» PROBLEM DETAILS: In the entries below, count the lines holding "document". Reply with the number only.

# START OF DATA RECORDS

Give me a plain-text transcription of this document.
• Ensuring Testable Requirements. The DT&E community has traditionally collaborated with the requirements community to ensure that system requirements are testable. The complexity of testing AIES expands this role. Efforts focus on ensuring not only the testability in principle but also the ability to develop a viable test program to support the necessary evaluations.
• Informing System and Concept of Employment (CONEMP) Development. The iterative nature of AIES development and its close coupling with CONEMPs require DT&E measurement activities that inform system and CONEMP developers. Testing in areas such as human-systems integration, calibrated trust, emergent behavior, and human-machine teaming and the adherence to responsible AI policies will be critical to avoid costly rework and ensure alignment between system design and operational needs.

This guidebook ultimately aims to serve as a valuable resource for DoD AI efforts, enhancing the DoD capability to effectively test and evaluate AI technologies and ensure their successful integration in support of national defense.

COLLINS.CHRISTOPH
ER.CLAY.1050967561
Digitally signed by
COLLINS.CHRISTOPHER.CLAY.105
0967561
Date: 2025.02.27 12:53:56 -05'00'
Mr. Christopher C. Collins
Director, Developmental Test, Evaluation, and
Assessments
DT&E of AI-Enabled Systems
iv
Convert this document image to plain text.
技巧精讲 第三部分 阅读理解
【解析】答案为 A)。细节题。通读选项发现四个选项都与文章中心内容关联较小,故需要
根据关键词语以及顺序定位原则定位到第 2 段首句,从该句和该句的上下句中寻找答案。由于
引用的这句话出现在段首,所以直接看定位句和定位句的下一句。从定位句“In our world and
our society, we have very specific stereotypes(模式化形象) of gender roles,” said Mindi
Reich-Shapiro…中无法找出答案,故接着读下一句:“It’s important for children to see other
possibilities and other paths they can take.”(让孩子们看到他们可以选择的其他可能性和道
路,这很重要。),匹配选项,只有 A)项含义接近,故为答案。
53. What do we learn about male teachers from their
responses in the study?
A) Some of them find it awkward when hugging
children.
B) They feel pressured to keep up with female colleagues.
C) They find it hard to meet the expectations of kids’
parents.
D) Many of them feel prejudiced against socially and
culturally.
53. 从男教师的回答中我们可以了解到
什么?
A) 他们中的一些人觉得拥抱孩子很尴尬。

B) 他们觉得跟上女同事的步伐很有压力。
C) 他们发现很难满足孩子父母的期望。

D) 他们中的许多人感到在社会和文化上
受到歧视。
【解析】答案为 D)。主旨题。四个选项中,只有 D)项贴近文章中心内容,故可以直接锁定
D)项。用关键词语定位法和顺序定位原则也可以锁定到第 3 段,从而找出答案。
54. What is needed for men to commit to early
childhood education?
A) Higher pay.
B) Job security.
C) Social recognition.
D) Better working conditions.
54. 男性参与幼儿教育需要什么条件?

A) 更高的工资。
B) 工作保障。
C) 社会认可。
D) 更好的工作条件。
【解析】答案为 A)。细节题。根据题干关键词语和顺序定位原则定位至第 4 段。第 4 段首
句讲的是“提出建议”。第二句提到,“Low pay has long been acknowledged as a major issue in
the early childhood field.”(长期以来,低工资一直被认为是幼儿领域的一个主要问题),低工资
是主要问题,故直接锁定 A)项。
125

# END OF DATA RECORDS

» RESULT: 2